### [SHORT EXERCISE]
Look through the data below and say how many of its lines contain "Parameter", adding nothing else.

### [RAW RECORDS]

Start

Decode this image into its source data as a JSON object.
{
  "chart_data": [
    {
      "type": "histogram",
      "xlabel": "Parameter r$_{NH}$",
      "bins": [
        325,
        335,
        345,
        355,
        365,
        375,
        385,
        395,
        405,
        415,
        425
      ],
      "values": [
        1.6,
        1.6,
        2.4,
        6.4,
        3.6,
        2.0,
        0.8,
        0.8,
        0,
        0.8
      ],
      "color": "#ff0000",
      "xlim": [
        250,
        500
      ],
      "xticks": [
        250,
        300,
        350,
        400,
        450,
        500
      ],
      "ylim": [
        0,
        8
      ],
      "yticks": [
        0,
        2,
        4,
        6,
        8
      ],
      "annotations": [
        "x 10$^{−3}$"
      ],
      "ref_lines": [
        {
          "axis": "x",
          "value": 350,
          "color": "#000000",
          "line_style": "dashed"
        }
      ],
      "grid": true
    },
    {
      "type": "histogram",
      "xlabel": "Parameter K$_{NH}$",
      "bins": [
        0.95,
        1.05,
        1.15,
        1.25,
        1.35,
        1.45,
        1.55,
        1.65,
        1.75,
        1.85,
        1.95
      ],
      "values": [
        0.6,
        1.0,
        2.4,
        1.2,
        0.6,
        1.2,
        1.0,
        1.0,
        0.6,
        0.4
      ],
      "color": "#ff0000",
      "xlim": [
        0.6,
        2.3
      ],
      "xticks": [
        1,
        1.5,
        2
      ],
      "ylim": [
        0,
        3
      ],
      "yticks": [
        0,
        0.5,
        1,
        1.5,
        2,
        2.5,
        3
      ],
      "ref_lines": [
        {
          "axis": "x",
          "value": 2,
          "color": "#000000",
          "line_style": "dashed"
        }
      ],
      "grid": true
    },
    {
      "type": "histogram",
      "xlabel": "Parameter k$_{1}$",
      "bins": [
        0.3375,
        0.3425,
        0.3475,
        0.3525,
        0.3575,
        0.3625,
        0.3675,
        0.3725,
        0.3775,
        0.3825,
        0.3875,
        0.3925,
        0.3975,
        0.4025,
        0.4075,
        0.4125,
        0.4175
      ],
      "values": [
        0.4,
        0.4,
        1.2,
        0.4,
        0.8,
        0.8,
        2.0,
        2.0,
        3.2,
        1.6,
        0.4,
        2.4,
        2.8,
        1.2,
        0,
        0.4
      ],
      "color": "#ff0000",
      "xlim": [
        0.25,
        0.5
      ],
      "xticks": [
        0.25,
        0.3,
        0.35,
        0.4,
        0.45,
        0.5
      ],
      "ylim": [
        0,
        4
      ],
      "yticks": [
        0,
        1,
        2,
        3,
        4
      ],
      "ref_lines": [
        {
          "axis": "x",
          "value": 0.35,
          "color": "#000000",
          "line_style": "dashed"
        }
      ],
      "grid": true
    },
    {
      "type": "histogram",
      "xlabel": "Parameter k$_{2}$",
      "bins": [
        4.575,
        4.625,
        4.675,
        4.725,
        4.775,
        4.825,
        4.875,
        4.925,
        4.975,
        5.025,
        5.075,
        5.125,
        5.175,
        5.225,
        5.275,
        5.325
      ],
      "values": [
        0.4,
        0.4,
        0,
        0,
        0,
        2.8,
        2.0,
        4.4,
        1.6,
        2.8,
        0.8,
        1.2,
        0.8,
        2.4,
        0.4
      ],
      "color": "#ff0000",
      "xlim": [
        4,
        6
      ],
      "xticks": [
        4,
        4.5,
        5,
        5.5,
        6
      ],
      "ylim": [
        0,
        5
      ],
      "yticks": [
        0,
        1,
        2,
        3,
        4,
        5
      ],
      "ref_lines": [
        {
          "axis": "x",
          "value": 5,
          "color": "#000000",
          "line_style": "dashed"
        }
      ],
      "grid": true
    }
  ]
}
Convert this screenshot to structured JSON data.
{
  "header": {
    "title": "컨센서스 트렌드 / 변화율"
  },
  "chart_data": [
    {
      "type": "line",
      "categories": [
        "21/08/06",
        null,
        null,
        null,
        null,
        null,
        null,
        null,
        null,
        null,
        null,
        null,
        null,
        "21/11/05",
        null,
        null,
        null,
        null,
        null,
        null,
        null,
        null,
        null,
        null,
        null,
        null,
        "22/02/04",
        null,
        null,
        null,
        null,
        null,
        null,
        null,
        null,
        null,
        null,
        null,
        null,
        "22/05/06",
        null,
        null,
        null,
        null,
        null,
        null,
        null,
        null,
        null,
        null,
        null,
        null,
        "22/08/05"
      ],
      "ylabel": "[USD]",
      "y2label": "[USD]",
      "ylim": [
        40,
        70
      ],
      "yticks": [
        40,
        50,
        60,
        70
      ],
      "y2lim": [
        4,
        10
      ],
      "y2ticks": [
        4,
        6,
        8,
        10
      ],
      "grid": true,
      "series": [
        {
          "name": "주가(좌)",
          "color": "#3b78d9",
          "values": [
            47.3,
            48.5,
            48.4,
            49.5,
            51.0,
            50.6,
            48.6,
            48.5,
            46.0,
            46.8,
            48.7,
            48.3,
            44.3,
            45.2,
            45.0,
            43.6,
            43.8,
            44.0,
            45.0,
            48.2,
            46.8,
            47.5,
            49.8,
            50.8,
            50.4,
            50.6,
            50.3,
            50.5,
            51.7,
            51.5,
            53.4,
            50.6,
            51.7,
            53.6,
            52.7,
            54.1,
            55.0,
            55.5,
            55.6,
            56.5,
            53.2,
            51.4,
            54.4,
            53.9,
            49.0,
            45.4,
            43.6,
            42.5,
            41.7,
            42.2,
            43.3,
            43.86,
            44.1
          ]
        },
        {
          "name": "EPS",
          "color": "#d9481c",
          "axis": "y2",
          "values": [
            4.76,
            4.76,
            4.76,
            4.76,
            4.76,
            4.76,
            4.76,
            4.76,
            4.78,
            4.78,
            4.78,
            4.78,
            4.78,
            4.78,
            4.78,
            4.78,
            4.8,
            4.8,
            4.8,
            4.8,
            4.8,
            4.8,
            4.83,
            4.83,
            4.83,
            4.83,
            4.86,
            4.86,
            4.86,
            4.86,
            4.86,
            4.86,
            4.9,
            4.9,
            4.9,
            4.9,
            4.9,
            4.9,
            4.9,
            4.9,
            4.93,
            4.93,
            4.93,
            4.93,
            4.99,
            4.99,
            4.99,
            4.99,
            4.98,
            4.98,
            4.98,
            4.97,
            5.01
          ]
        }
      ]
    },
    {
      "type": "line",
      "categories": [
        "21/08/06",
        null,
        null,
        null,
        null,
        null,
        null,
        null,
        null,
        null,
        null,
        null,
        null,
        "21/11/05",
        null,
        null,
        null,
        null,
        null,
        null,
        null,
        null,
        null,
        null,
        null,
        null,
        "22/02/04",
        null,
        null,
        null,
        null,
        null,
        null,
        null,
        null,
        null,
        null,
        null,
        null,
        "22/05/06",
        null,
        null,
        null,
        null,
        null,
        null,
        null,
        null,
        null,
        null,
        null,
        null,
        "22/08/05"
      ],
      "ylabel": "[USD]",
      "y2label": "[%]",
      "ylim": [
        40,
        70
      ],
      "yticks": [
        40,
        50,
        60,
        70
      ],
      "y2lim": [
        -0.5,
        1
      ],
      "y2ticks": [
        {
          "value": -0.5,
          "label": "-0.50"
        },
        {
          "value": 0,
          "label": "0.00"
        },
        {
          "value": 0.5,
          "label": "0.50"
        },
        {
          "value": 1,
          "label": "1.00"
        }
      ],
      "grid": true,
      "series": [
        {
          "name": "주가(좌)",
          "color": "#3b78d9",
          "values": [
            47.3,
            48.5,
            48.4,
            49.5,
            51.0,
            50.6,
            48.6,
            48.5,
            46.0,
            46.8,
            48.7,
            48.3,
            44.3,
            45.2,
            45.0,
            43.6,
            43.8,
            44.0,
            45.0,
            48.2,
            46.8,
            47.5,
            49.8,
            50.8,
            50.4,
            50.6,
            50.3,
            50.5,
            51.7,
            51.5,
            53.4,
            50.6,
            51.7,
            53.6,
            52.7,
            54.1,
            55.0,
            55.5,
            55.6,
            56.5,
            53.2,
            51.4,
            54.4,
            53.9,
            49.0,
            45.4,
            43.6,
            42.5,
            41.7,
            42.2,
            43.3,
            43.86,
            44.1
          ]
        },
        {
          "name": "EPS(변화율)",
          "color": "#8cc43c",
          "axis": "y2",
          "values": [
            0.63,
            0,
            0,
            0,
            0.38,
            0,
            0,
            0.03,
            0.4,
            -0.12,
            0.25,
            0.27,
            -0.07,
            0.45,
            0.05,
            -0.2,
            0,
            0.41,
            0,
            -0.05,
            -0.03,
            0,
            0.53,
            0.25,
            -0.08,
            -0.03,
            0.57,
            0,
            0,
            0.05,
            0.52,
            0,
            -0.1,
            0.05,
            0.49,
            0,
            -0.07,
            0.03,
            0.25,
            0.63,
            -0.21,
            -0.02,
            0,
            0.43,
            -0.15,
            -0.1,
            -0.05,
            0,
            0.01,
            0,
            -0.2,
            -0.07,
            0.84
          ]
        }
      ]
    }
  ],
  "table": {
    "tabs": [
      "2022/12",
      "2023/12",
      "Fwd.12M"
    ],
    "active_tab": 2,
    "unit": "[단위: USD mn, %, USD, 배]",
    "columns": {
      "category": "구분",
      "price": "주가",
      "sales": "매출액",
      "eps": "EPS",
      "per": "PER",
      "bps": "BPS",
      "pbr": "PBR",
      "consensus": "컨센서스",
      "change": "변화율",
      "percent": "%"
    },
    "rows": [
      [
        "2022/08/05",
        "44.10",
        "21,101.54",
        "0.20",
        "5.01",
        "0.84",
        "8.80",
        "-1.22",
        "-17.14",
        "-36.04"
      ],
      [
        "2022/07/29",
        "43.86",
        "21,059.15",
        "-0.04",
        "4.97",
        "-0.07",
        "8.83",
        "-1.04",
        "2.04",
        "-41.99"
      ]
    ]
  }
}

End

### [THE RESPONSE]
4